◆ **Direction 1**: Print every line of the layout dataset entries below verbatim, keeping their original order.

◆ **Quoted passage**:
##########
You’re here, reading my blog. Perhaps it’s silly, but I assume that means you like to read. Fantastic! Here’s a bit of something you may not realize: reviewing the books you read is important. Reviews don’t just stroke (or decimate, depending) the ego of the author. They are a metric used by the author to determine if s/he is reaching an audience. Sales are an indicator of volume, yes, but not of whether or not an author’s work makes a connection with his/her audience. They’re also used by many readers browsing Amazon, Smashwords, OmniLit and the like, to judge the readability of a particular book and/or author. Some sites factor in reviews in the algorithms that determine ranking and therefore visibility (which correlates with the opportunity to make a sale). Reviews are important. If you read, you should review.
“But I don’t know how to write a review.” (I can hear you across cyberspace, ’cause I’m magic like that.) It really isn’t that difficult. You’re not writing the Great American Novel or hoping for the Pulitzer Prize when you write a review. You’re giving your honest opinion of the book. Here are a few examples of perfectly acceptable reviews:
“I really liked this book. I stayed up all night reading it because I had to know if the guy gets the girl/the serial killer gets caught before he kills the little kid/the bad guy turns out to be good guy after all/the good guy turns out to be the bad guy after all.”
##########
[Layout dataset entries]
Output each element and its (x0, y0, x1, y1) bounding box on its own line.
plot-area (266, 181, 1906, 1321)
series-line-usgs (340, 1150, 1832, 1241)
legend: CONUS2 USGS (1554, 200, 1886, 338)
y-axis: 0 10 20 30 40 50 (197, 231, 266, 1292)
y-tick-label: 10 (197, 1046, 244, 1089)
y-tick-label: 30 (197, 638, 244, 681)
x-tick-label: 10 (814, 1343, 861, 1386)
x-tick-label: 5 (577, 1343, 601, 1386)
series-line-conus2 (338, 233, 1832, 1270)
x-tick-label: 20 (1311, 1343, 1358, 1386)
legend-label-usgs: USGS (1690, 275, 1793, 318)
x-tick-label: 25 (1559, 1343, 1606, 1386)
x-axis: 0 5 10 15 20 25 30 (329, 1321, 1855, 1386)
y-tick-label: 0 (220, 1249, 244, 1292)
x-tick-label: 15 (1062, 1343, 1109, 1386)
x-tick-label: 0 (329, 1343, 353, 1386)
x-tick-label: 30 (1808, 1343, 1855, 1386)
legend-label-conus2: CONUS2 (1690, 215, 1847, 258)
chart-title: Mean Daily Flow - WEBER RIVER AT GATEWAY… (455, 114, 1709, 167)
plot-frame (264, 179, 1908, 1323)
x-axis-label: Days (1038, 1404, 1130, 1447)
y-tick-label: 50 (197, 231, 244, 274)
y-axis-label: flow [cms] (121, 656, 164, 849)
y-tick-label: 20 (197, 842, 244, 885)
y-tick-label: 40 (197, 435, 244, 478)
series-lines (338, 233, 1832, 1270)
##########
◆ **Direction 2**: Carry on the blog post above about why readers should review the books they read, beginning right after its final sentence.

◆ **Written answer 1**:
Output each element and its (x0, y0, x1, y1) bounding box on its own line.
plot-area (266, 181, 1906, 1321)
series-line-usgs (340, 1150, 1832, 1241)
legend: CONUS2 USGS (1554, 200, 1886, 338)
y-axis: 0 10 20 30 40 50 (197, 231, 266, 1292)
y-tick-label: 10 (197, 1046, 244, 1089)
y-tick-label: 30 (197, 638, 244, 681)
x-tick-label: 10 (814, 1343, 861, 1386)
x-tick-label: 5 (577, 1343, 601, 1386)
series-line-conus2 (338, 233, 1832, 1270)
x-tick-label: 20 (1311, 1343, 1358, 1386)
legend-label-usgs: USGS (1690, 275, 1793, 318)
x-tick-label: 25 (1559, 1343, 1606, 1386)
x-axis: 0 5 10 15 20 25 30 (329, 1321, 1855, 1386)
y-tick-label: 0 (220, 1249, 244, 1292)
x-tick-label: 15 (1062, 1343, 1109, 1386)
x-tick-label: 0 (329, 1343, 353, 1386)
x-tick-label: 30 (1808, 1343, 1855, 1386)
legend-label-conus2: CONUS2 (1690, 215, 1847, 258)
chart-title: Mean Daily Flow - WEBER RIVER AT GATEWAY… (455, 114, 1709, 167)
plot-frame (264, 179, 1908, 1323)
x-axis-label: Days (1038, 1404, 1130, 1447)
y-tick-label: 50 (197, 231, 244, 274)
y-axis-label: flow [cms] (121, 656, 164, 849)
y-tick-label: 20 (197, 842, 244, 885)
y-tick-label: 40 (197, 435, 244, 478)
series-lines (338, 233, 1832, 1270)

◆ **Written answer 2**:
“This book wasn’t a good read. There were lots of spelling errors and that distracted from the story. I liked the idea, but the telling was clumsy.”
“The main character drew me in immediately, and the use of symbolism tied the seemingly random things that happened into a coherent whole. The setting was well-described, and the action paced in a way that kept me turning pages/flicking my Kindle. I plan to read more of this author’s work.”
See? Not so hard, is it? You can do it.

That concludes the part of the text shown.